GIVEN DATA
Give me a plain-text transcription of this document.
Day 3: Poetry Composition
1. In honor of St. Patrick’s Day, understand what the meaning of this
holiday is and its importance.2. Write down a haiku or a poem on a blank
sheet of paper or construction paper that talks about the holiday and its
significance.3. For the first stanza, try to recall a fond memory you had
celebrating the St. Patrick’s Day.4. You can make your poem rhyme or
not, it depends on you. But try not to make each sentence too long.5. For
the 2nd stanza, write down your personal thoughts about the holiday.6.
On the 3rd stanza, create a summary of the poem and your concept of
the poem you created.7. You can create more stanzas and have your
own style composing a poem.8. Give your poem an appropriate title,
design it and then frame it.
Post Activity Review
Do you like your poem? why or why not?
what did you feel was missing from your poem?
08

WHAT YOU HAVE TO DO
Copy down the whole of the data above, matching it exactly.

ANSWER
Give me a plain-text transcription of this document.
Day 3: Poetry Composition
1. In honor of St. Patrick’s Day, understand what the meaning of this
holiday is and its importance.2. Write down a haiku or a poem on a blank
sheet of paper or construction paper that talks about the holiday and its
significance.3. For the first stanza, try to recall a fond memory you had
celebrating the St. Patrick’s Day.4. You can make your poem rhyme or
not, it depends on you. But try not to make each sentence too long.5. For
the 2nd stanza, write down your personal thoughts about the holiday.6.
On the 3rd stanza, create a summary of the poem and your concept of
the poem you created.7. You can create more stanzas and have your
own style composing a poem.8. Give your poem an appropriate title,
design it and then frame it.
Post Activity Review
Do you like your poem? why or why not?
what did you feel was missing from your poem?
08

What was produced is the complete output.